Source records:
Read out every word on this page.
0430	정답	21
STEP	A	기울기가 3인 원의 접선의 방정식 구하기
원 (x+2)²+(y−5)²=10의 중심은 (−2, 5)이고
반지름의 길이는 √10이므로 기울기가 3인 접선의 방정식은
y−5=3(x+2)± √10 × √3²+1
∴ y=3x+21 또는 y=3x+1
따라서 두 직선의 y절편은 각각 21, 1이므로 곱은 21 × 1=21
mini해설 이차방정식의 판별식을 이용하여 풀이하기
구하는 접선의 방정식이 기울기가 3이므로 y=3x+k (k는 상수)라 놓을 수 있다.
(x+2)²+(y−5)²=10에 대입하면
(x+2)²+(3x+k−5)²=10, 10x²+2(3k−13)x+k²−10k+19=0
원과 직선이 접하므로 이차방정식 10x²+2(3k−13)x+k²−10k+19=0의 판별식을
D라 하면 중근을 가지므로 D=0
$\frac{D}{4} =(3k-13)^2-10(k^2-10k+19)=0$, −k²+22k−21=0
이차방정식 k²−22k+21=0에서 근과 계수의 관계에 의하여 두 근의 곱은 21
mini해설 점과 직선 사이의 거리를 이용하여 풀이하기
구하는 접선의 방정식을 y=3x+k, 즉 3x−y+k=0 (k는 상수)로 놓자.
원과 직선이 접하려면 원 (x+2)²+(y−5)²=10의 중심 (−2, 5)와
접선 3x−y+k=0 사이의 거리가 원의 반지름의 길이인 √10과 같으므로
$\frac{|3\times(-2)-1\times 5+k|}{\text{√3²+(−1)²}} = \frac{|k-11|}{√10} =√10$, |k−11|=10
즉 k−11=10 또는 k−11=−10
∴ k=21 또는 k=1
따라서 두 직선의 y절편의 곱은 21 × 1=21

▶ TASK OBJECTIVE: Return the lines of the records that include the string "반지름의".

▶ TASK RESULT:
반지름의 길이는 √10이므로 기울기가 3인 접선의 방정식은
접선 3x−y+k=0 사이의 거리가 원의 반지름의 길이인 √10과 같으므로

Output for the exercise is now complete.